__What the task asks__
Skip every picture and transcribe the remaining material exactly.

[Dataset entries]
◆ ◆ ◆ ◆ ◆ ◆ ◆

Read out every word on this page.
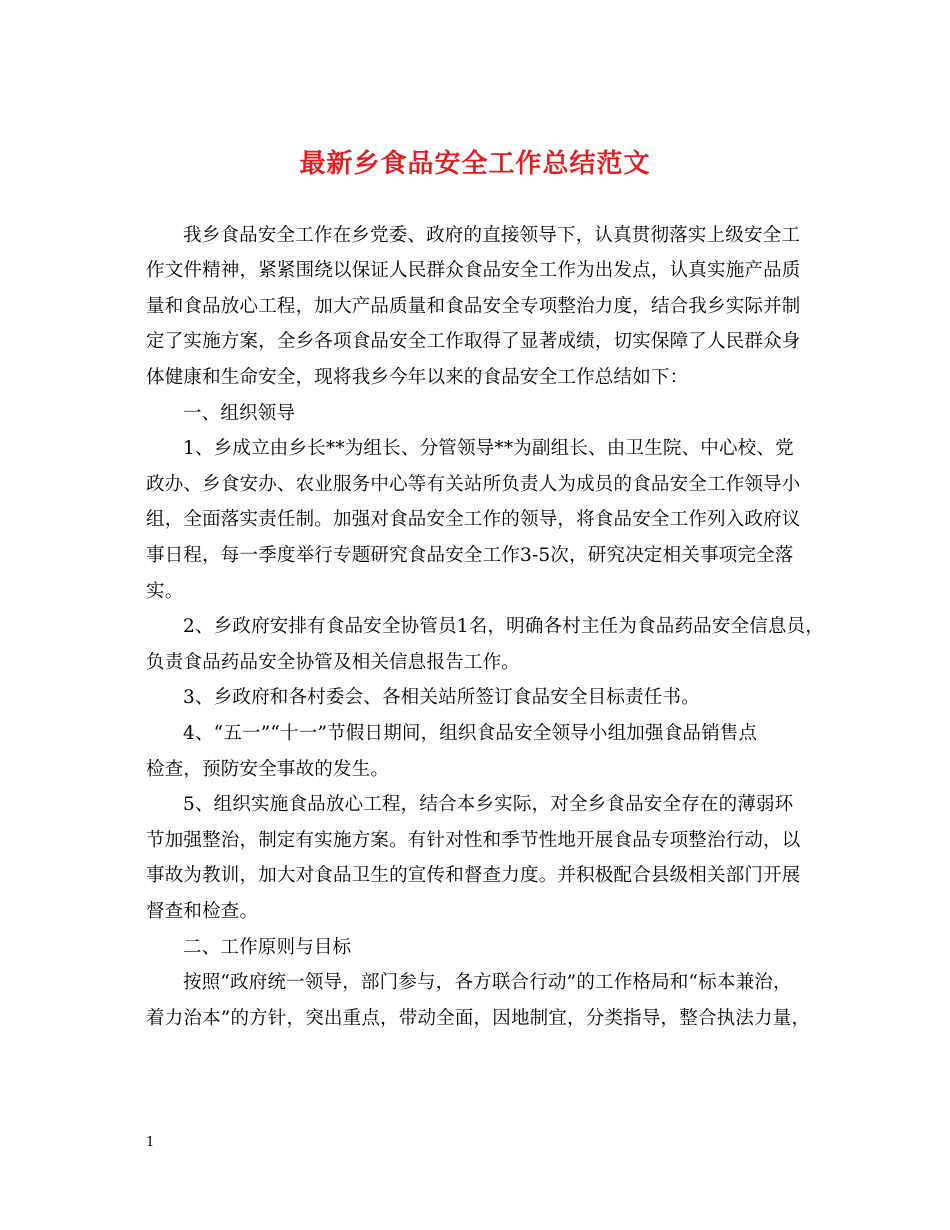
最新乡食品安全工作总结范文
我乡食品安全工作在乡党委、政府的直接领导下，认真贯彻落实上级安全工
作文件精神，紧紧围绕以保证人民群众食品安全工作为出发点，认真实施产品质
量和食品放心工程，加大产品质量和食品安全专项整治力度，结合我乡实际并制
定了实施方案，全乡各项食品安全工作取得了显著成绩，切实保障了人民群众身
体健康和生命安全，现将我乡今年以来的食品安全工作总结如下：
一、组织领导
1、乡成立由乡长**为组长、分管领导**为副组长、由卫生院、中心校、党
政办、乡食安办、农业服务中心等有关站所负责人为成员的食品安全工作领导小
组，全面落实责任制。加强对食品安全工作的领导，将食品安全工作列入政府议
事日程，每一季度举行专题研究食品安全工作3-5次，研究决定相关事项完全落
实。
2、乡政府安排有食品安全协管员1名，明确各村主任为食品药品安全信息员，
负责食品药品安全协管及相关信息报告工作。
3、乡政府和各村委会、各相关站所签订食品安全目标责任书。
4、“五一”“十一”节假日期间，组织食品安全领导小组加强食品销售点
检查，预防安全事故的发生。
5、组织实施食品放心工程，结合本乡实际，对全乡食品安全存在的薄弱环
节加强整治，制定有实施方案。有针对性和季节性地开展食品专项整治行动，以
事故为教训，加大对食品卫生的宣传和督查力度。并积极配合县级相关部门开展
督查和检查。
二、工作原则与目标
按照“政府统一领导，部门参与，各方联合行动”的工作格局和“标本兼治，
着力治本”的方针，突出重点，带动全面，因地制宜，分类指导，整合执法力量，
1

◆ ◆ ◆ ◆ ◆ ◆ ◆

__Task answer__
Read out every word on this page.
最新乡食品安全工作总结范文
我乡食品安全工作在乡党委、政府的直接领导下，认真贯彻落实上级安全工
作文件精神，紧紧围绕以保证人民群众食品安全工作为出发点，认真实施产品质
量和食品放心工程，加大产品质量和食品安全专项整治力度，结合我乡实际并制
定了实施方案，全乡各项食品安全工作取得了显著成绩，切实保障了人民群众身
体健康和生命安全，现将我乡今年以来的食品安全工作总结如下：
一、组织领导
1、乡成立由乡长**为组长、分管领导**为副组长、由卫生院、中心校、党
政办、乡食安办、农业服务中心等有关站所负责人为成员的食品安全工作领导小
组，全面落实责任制。加强对食品安全工作的领导，将食品安全工作列入政府议
事日程，每一季度举行专题研究食品安全工作3-5次，研究决定相关事项完全落
实。
2、乡政府安排有食品安全协管员1名，明确各村主任为食品药品安全信息员，
负责食品药品安全协管及相关信息报告工作。
3、乡政府和各村委会、各相关站所签订食品安全目标责任书。
4、“五一”“十一”节假日期间，组织食品安全领导小组加强食品销售点
检查，预防安全事故的发生。
5、组织实施食品放心工程，结合本乡实际，对全乡食品安全存在的薄弱环
节加强整治，制定有实施方案。有针对性和季节性地开展食品专项整治行动，以
事故为教训，加大对食品卫生的宣传和督查力度。并积极配合县级相关部门开展
督查和检查。
二、工作原则与目标
按照“政府统一领导，部门参与，各方联合行动”的工作格局和“标本兼治，
着力治本”的方针，突出重点，带动全面，因地制宜，分类指导，整合执法力量，
1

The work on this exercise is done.